# Texte choisi

■ ■ ■ ■

Steve Reich est, avec Philip Glass, le représentant le plus illustre de l'école minimaliste américaine, initiée par Terry Riley en réaction aux dérives du mouvement (post)sériel. Le début de leur carrière est étrangement similaire. Leurs études supérieures, en particulier, à la célèbre Julliard School, les avaient naturellement orientés vers la mouvance sérielle, la seule à être académiquement enseignée à cette époque. L'un et l'autre s'en sont rapidement séparés pour rejoindre, chacun à sa manière, le minimalisme qu'ils préfèrent appeler "Musique écrite sur base de structures répétitives". Ils se sont liés d'amitié à une époque où, leur musique ne rencontrant aucun succès, ils étaient, l'un et l'autre, obligés de survivre grâce à de petits boulots. C'est ainsi qu'on les retrouve, très provisoirement, à la tête d'une entreprise de déménagement ! Lorsque le succès a commencé à poindre le bout de son nez, ils se sont quittés, séparés par une rivalité sans réel objet tant leurs musiques, proches au départ, se sont différenciées par la suite.

■ ■ ■ ■

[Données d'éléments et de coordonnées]

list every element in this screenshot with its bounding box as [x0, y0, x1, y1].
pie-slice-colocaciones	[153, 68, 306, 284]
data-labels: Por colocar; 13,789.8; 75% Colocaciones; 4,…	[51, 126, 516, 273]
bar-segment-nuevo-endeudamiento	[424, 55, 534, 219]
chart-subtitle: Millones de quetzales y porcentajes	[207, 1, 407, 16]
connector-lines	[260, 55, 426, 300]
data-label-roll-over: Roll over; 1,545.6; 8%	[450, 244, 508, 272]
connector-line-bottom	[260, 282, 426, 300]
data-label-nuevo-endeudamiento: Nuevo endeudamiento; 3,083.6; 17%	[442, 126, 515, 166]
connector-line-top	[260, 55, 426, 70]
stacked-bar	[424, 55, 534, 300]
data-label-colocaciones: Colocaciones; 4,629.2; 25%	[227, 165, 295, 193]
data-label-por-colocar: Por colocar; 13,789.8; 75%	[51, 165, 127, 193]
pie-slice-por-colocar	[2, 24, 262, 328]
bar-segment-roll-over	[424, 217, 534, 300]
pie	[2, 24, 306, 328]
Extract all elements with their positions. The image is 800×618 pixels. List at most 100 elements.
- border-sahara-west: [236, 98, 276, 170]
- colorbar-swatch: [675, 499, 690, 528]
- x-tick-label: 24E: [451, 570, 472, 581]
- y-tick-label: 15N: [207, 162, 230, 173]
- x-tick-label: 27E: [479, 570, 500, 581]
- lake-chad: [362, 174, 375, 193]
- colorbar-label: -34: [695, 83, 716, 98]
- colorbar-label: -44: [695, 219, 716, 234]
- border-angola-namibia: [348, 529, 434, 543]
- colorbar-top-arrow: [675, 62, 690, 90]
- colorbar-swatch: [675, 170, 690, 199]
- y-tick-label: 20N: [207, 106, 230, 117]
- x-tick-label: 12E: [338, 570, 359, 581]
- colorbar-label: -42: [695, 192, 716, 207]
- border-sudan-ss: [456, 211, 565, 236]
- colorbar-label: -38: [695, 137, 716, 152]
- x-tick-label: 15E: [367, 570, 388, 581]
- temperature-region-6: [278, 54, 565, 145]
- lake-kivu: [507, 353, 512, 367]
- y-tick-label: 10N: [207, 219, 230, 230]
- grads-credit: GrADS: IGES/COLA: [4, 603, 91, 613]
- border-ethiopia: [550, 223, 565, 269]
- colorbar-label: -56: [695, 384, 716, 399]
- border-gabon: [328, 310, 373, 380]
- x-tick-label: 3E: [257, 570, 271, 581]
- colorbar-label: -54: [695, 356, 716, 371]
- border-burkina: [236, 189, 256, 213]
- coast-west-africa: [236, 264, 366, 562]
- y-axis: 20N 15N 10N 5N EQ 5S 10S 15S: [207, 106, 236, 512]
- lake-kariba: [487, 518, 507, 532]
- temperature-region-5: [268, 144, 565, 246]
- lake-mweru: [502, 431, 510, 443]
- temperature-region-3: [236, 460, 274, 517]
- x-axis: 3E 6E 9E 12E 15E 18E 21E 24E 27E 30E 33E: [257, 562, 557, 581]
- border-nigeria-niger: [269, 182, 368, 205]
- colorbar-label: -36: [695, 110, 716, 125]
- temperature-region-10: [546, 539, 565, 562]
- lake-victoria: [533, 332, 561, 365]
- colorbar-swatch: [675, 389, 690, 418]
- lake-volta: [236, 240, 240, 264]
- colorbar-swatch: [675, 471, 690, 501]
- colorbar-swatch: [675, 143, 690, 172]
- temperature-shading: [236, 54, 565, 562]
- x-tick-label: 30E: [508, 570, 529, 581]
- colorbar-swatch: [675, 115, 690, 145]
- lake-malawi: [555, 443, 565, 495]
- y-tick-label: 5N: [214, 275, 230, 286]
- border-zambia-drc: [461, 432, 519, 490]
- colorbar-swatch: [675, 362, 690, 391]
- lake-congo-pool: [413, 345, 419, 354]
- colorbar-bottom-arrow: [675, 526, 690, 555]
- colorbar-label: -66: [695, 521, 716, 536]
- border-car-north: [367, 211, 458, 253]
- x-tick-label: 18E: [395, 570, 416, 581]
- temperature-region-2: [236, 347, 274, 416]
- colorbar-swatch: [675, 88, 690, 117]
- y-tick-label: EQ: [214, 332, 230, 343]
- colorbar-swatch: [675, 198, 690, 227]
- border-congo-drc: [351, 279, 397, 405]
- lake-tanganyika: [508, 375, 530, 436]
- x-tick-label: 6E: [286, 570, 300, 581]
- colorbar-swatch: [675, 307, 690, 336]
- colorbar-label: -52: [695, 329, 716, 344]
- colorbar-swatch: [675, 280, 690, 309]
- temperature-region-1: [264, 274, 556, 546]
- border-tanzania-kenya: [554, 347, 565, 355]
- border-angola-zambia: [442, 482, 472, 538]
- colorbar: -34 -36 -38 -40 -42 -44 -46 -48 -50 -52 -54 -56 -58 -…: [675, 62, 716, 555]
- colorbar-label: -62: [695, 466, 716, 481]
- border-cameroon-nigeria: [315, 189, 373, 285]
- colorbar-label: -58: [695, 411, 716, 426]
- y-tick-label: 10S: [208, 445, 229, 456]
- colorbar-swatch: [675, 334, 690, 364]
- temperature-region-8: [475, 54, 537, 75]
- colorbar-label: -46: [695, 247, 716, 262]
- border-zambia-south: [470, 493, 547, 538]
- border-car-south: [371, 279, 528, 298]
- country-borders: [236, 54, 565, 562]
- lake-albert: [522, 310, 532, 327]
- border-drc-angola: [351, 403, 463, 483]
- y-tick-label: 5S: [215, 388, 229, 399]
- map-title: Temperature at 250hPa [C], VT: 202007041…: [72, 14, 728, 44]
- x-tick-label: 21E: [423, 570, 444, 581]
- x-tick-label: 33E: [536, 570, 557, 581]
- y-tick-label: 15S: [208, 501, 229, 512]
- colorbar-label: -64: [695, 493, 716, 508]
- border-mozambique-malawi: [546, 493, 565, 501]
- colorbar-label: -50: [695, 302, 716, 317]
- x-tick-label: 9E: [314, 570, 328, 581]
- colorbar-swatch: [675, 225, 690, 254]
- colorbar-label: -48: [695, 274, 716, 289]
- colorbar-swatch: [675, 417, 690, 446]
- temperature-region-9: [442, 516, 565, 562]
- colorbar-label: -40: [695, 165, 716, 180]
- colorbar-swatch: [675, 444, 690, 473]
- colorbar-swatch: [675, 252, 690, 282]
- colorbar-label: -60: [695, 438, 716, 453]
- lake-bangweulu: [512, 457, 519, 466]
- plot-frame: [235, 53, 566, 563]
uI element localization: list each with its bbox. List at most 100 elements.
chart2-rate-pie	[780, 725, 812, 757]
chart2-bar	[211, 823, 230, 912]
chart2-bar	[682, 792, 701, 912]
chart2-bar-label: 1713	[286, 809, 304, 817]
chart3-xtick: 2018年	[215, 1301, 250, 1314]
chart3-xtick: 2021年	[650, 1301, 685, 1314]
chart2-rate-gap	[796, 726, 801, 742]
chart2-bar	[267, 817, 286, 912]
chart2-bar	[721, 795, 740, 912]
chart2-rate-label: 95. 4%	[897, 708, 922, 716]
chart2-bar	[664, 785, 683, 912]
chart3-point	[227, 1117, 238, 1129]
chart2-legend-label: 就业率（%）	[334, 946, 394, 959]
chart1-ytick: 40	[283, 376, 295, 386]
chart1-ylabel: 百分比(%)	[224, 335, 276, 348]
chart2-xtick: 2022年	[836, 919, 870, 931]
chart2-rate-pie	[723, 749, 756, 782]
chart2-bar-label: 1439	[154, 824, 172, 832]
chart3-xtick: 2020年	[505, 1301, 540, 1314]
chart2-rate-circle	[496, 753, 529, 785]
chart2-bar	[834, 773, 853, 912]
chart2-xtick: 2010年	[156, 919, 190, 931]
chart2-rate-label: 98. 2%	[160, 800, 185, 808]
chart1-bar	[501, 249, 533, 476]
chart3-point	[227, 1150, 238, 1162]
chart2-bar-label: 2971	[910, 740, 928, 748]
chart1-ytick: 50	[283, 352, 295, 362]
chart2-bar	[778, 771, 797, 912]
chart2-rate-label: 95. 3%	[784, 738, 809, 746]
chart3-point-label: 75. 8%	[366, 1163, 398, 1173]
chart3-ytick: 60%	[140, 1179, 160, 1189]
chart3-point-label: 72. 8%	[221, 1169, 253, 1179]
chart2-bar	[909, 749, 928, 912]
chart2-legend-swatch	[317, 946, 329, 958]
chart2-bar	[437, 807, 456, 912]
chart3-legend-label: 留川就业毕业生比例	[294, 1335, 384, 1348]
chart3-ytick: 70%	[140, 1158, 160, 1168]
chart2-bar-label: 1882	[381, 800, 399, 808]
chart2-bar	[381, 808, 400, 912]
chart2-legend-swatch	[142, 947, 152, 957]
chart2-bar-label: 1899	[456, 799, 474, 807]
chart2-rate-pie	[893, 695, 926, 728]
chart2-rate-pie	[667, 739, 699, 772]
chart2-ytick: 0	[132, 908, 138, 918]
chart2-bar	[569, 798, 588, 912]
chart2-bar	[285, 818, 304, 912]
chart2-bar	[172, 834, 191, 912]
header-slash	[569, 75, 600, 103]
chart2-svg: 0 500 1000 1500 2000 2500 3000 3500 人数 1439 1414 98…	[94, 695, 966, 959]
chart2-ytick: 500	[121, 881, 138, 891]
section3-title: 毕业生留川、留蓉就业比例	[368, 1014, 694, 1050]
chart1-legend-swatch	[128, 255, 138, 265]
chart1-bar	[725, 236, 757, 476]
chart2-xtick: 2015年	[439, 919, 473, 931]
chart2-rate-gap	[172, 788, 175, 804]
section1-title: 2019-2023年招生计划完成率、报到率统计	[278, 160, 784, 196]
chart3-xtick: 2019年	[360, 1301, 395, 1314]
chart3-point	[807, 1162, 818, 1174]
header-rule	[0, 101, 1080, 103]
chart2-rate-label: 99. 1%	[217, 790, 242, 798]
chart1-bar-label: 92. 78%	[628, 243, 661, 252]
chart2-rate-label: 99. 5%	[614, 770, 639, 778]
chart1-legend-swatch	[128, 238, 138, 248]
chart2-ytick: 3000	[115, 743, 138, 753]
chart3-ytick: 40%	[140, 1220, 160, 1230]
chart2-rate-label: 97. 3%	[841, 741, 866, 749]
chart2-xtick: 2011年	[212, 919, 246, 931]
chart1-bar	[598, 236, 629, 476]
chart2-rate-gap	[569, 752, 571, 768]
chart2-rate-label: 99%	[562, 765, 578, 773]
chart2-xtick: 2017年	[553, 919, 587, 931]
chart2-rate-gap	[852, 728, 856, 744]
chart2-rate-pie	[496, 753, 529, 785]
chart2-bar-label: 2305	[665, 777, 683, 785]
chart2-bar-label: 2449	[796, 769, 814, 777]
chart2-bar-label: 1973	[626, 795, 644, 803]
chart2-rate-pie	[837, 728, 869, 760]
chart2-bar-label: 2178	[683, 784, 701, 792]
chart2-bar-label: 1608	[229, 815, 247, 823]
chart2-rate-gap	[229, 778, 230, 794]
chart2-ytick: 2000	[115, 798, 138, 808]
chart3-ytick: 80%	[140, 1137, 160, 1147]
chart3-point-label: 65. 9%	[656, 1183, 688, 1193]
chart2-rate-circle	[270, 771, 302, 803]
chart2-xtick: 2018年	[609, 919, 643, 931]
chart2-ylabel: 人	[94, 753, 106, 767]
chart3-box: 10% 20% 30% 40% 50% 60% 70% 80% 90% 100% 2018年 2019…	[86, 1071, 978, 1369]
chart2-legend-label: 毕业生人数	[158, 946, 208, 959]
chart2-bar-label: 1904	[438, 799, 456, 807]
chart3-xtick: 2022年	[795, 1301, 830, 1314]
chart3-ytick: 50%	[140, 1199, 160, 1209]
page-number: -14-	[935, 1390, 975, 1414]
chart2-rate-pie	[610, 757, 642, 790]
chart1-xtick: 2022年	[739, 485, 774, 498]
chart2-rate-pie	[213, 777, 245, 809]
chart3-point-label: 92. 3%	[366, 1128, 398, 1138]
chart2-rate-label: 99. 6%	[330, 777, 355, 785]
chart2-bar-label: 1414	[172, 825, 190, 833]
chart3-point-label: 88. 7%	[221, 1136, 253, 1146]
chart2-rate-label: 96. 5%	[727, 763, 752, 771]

■ ■ ■ ■

# Objectif
D'après le texte sur Steve Reich, qui a initié l'école minimaliste américaine ?

# Résultat
Terry Riley.